>> Start Entries
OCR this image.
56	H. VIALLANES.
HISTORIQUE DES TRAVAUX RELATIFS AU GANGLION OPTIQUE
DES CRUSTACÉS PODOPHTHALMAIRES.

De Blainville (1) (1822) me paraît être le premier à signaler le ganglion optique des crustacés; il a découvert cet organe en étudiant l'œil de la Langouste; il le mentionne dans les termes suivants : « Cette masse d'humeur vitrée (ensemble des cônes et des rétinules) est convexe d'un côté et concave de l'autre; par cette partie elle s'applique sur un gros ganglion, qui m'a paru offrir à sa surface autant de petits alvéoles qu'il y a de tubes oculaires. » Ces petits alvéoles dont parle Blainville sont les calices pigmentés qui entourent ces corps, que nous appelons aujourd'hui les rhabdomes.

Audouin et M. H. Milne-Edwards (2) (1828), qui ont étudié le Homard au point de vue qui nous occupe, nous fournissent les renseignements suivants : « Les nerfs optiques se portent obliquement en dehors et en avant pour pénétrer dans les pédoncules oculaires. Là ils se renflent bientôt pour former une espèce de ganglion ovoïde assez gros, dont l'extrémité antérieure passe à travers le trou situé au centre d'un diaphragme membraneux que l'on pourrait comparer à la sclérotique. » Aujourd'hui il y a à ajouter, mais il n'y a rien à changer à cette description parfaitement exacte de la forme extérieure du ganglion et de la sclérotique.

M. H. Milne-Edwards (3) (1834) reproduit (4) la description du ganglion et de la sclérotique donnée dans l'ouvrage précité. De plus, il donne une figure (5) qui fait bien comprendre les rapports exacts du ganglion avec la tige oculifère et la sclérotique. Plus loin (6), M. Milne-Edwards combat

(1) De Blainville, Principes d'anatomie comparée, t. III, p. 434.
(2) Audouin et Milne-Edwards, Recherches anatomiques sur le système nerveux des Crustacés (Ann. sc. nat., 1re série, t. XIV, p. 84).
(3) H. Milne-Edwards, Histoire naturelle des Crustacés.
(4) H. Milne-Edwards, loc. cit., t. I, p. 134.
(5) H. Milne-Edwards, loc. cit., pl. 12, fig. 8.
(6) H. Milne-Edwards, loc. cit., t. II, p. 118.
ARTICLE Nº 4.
>> End Entries
◆ **Given instruction**
Your task is to repeat the data exactly; please include every line.

◆ **Exercise answer**
OCR this image.
56	H. VIALLANES.
HISTORIQUE DES TRAVAUX RELATIFS AU GANGLION OPTIQUE
DES CRUSTACÉS PODOPHTHALMAIRES.

De Blainville (1) (1822) me paraît être le premier à signaler le ganglion optique des crustacés; il a découvert cet organe en étudiant l'œil de la Langouste; il le mentionne dans les termes suivants : « Cette masse d'humeur vitrée (ensemble des cônes et des rétinules) est convexe d'un côté et concave de l'autre; par cette partie elle s'applique sur un gros ganglion, qui m'a paru offrir à sa surface autant de petits alvéoles qu'il y a de tubes oculaires. » Ces petits alvéoles dont parle Blainville sont les calices pigmentés qui entourent ces corps, que nous appelons aujourd'hui les rhabdomes.

Audouin et M. H. Milne-Edwards (2) (1828), qui ont étudié le Homard au point de vue qui nous occupe, nous fournissent les renseignements suivants : « Les nerfs optiques se portent obliquement en dehors et en avant pour pénétrer dans les pédoncules oculaires. Là ils se renflent bientôt pour former une espèce de ganglion ovoïde assez gros, dont l'extrémité antérieure passe à travers le trou situé au centre d'un diaphragme membraneux que l'on pourrait comparer à la sclérotique. » Aujourd'hui il y a à ajouter, mais il n'y a rien à changer à cette description parfaitement exacte de la forme extérieure du ganglion et de la sclérotique.

M. H. Milne-Edwards (3) (1834) reproduit (4) la description du ganglion et de la sclérotique donnée dans l'ouvrage précité. De plus, il donne une figure (5) qui fait bien comprendre les rapports exacts du ganglion avec la tige oculifère et la sclérotique. Plus loin (6), M. Milne-Edwards combat

(1) De Blainville, Principes d'anatomie comparée, t. III, p. 434.
(2) Audouin et Milne-Edwards, Recherches anatomiques sur le système nerveux des Crustacés (Ann. sc. nat., 1re série, t. XIV, p. 84).
(3) H. Milne-Edwards, Histoire naturelle des Crustacés.
(4) H. Milne-Edwards, loc. cit., t. I, p. 134.
(5) H. Milne-Edwards, loc. cit., pl. 12, fig. 8.
(6) H. Milne-Edwards, loc. cit., t. II, p. 118.
ARTICLE Nº 4.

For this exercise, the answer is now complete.